Which lines in the records below contain the word "structured"? Copy each of them.
=-=-=-=-=
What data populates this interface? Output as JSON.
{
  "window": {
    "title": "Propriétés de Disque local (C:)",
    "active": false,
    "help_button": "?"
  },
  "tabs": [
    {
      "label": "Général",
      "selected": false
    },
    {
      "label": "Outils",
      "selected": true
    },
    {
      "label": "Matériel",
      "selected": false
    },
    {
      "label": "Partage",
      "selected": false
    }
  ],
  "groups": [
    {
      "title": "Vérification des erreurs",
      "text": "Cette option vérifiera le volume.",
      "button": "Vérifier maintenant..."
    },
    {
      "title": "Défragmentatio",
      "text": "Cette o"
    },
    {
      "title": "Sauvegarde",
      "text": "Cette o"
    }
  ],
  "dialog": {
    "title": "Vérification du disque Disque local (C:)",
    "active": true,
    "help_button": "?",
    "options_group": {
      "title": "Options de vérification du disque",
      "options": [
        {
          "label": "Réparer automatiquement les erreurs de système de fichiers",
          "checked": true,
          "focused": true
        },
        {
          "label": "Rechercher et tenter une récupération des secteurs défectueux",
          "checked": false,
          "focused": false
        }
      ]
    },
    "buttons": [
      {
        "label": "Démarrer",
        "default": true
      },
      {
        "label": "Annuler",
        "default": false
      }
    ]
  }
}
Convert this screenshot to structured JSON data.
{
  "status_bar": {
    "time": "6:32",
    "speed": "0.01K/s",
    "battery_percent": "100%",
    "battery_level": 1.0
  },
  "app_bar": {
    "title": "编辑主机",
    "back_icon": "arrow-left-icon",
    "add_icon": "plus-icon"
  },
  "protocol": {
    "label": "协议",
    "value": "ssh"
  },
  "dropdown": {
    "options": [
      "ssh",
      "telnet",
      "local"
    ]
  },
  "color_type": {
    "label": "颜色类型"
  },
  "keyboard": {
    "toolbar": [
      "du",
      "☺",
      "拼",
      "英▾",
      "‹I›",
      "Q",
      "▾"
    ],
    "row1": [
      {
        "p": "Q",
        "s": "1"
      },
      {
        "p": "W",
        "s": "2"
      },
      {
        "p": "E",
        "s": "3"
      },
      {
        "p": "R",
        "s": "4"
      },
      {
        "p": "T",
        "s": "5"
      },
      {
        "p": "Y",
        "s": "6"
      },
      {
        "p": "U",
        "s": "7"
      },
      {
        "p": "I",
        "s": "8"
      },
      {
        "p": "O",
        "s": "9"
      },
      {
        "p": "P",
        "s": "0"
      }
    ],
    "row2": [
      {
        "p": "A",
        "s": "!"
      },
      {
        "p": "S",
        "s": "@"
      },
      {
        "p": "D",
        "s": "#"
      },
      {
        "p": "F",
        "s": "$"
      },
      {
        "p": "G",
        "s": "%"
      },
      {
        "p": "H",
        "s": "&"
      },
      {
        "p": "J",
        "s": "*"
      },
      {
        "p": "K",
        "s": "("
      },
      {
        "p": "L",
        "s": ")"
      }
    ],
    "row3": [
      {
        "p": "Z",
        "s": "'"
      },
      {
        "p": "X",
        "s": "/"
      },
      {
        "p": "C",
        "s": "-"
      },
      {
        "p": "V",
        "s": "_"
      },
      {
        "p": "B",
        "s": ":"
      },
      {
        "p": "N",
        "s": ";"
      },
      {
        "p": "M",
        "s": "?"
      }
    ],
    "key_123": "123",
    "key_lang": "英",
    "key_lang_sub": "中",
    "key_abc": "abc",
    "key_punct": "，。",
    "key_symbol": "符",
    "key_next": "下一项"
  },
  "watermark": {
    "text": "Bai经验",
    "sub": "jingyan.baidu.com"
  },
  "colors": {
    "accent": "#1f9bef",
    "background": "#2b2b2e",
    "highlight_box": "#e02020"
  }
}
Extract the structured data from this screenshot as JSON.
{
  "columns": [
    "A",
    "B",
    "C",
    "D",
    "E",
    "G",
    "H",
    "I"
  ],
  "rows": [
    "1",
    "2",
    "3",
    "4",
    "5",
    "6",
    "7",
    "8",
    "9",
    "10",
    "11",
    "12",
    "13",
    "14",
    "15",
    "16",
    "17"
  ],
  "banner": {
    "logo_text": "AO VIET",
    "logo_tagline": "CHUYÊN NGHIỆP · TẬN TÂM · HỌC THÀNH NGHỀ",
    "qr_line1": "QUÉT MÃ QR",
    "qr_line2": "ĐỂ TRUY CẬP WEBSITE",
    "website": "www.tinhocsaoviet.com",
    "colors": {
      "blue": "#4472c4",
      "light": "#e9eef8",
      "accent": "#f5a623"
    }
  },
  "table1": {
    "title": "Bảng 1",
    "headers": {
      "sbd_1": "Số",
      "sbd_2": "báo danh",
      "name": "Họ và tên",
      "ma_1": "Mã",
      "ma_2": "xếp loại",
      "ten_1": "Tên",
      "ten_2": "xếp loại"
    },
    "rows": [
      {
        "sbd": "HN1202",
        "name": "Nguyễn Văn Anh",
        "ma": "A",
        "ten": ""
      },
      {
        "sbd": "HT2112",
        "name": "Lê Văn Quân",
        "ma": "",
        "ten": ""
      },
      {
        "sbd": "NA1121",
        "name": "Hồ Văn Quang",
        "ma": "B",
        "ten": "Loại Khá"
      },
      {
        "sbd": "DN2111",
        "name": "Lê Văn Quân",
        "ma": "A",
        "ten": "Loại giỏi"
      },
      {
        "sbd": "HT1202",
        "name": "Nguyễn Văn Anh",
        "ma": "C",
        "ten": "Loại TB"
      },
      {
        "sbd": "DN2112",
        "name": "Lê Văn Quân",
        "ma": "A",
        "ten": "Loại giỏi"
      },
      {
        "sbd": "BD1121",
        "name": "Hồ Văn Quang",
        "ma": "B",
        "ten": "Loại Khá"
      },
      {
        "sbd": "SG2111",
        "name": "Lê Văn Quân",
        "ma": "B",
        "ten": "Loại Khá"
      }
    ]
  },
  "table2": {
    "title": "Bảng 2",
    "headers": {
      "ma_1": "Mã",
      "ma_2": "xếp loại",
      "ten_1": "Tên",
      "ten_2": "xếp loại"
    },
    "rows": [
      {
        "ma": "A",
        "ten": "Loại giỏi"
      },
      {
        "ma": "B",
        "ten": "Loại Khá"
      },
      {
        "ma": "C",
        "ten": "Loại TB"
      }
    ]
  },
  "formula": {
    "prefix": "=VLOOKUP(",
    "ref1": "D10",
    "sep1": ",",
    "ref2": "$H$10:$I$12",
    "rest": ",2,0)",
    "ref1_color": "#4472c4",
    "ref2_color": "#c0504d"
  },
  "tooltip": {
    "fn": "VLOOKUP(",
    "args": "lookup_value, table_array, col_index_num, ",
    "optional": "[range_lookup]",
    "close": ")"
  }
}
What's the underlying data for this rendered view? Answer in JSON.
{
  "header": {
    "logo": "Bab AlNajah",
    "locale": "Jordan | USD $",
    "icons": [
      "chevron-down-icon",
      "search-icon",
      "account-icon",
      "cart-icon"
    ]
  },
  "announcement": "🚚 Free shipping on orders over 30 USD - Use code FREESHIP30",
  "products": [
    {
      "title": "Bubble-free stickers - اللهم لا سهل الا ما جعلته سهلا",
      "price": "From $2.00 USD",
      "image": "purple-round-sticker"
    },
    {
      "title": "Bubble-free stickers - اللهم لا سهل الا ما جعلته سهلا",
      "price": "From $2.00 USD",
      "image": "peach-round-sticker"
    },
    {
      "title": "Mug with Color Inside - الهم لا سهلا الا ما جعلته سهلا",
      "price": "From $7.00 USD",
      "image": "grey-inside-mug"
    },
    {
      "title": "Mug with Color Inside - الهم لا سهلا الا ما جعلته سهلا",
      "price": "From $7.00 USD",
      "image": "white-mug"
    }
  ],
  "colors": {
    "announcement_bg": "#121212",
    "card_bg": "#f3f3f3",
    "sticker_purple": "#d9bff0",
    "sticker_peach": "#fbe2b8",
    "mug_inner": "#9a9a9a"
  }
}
=-=-=-=-=
Solved problem -
Convert this screenshot to structured JSON data.
Extract the structured data from this screenshot as JSON.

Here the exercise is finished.